» What is required
Repeat the material in full. Keep every line exactly as it is.
===
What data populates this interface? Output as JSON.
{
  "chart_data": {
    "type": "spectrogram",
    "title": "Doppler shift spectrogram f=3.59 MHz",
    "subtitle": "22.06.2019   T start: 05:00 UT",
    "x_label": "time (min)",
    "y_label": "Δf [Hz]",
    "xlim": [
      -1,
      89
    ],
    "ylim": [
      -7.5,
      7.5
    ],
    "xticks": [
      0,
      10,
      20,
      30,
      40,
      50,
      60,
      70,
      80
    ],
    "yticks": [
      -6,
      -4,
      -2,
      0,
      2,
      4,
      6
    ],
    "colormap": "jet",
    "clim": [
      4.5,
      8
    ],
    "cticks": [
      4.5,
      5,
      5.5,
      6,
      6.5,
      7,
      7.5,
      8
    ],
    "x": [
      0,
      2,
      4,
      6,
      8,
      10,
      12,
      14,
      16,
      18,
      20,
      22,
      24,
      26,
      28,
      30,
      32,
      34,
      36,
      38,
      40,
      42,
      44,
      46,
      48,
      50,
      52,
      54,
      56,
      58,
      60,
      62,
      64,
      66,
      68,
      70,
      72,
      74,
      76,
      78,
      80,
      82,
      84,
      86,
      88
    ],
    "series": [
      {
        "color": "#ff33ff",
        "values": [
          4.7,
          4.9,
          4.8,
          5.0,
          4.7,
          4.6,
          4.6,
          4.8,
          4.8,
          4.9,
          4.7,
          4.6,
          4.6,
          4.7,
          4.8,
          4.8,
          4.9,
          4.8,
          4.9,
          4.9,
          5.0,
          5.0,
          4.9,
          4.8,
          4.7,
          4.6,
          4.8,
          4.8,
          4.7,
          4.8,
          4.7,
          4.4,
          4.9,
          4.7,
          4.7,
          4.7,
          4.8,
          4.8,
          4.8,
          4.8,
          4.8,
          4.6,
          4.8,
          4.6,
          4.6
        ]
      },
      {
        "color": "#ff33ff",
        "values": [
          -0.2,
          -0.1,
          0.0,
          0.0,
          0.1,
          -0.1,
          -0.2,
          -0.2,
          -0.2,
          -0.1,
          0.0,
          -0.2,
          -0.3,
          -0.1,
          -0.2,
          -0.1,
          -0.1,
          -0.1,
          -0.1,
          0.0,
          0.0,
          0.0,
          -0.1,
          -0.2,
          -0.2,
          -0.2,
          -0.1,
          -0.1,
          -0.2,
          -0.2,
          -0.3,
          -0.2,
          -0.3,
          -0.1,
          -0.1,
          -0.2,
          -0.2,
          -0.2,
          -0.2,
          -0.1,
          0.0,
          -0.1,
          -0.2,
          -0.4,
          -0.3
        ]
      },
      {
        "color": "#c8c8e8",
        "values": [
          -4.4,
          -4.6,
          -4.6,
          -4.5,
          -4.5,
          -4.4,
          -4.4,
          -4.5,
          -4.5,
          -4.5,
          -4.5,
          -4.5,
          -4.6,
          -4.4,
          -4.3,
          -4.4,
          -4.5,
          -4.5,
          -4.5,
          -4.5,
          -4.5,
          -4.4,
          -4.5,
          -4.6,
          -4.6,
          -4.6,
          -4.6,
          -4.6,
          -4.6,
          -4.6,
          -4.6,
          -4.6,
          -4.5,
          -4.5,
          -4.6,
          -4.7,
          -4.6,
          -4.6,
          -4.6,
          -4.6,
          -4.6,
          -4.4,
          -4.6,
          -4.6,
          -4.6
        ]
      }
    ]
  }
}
===
» Result
What data populates this interface? Output as JSON.
{
  "chart_data": {
    "type": "spectrogram",
    "title": "Doppler shift spectrogram f=3.59 MHz",
    "subtitle": "22.06.2019   T start: 05:00 UT",
    "x_label": "time (min)",
    "y_label": "Δf [Hz]",
    "xlim": [
      -1,
      89
    ],
    "ylim": [
      -7.5,
      7.5
    ],
    "xticks": [
      0,
      10,
      20,
      30,
      40,
      50,
      60,
      70,
      80
    ],
    "yticks": [
      -6,
      -4,
      -2,
      0,
      2,
      4,
      6
    ],
    "colormap": "jet",
    "clim": [
      4.5,
      8
    ],
    "cticks": [
      4.5,
      5,
      5.5,
      6,
      6.5,
      7,
      7.5,
      8
    ],
    "x": [
      0,
      2,
      4,
      6,
      8,
      10,
      12,
      14,
      16,
      18,
      20,
      22,
      24,
      26,
      28,
      30,
      32,
      34,
      36,
      38,
      40,
      42,
      44,
      46,
      48,
      50,
      52,
      54,
      56,
      58,
      60,
      62,
      64,
      66,
      68,
      70,
      72,
      74,
      76,
      78,
      80,
      82,
      84,
      86,
      88
    ],
    "series": [
      {
        "color": "#ff33ff",
        "values": [
          4.7,
          4.9,
          4.8,
          5.0,
          4.7,
          4.6,
          4.6,
          4.8,
          4.8,
          4.9,
          4.7,
          4.6,
          4.6,
          4.7,
          4.8,
          4.8,
          4.9,
          4.8,
          4.9,
          4.9,
          5.0,
          5.0,
          4.9,
          4.8,
          4.7,
          4.6,
          4.8,
          4.8,
          4.7,
          4.8,
          4.7,
          4.4,
          4.9,
          4.7,
          4.7,
          4.7,
          4.8,
          4.8,
          4.8,
          4.8,
          4.8,
          4.6,
          4.8,
          4.6,
          4.6
        ]
      },
      {
        "color": "#ff33ff",
        "values": [
          -0.2,
          -0.1,
          0.0,
          0.0,
          0.1,
          -0.1,
          -0.2,
          -0.2,
          -0.2,
          -0.1,
          0.0,
          -0.2,
          -0.3,
          -0.1,
          -0.2,
          -0.1,
          -0.1,
          -0.1,
          -0.1,
          0.0,
          0.0,
          0.0,
          -0.1,
          -0.2,
          -0.2,
          -0.2,
          -0.1,
          -0.1,
          -0.2,
          -0.2,
          -0.3,
          -0.2,
          -0.3,
          -0.1,
          -0.1,
          -0.2,
          -0.2,
          -0.2,
          -0.2,
          -0.1,
          0.0,
          -0.1,
          -0.2,
          -0.4,
          -0.3
        ]
      },
      {
        "color": "#c8c8e8",
        "values": [
          -4.4,
          -4.6,
          -4.6,
          -4.5,
          -4.5,
          -4.4,
          -4.4,
          -4.5,
          -4.5,
          -4.5,
          -4.5,
          -4.5,
          -4.6,
          -4.4,
          -4.3,
          -4.4,
          -4.5,
          -4.5,
          -4.5,
          -4.5,
          -4.5,
          -4.4,
          -4.5,
          -4.6,
          -4.6,
          -4.6,
          -4.6,
          -4.6,
          -4.6,
          -4.6,
          -4.6,
          -4.6,
          -4.5,
          -4.5,
          -4.6,
          -4.7,
          -4.6,
          -4.6,
          -4.6,
          -4.6,
          -4.6,
          -4.4,
          -4.6,
          -4.6,
          -4.6
        ]
      }
    ]
  }
}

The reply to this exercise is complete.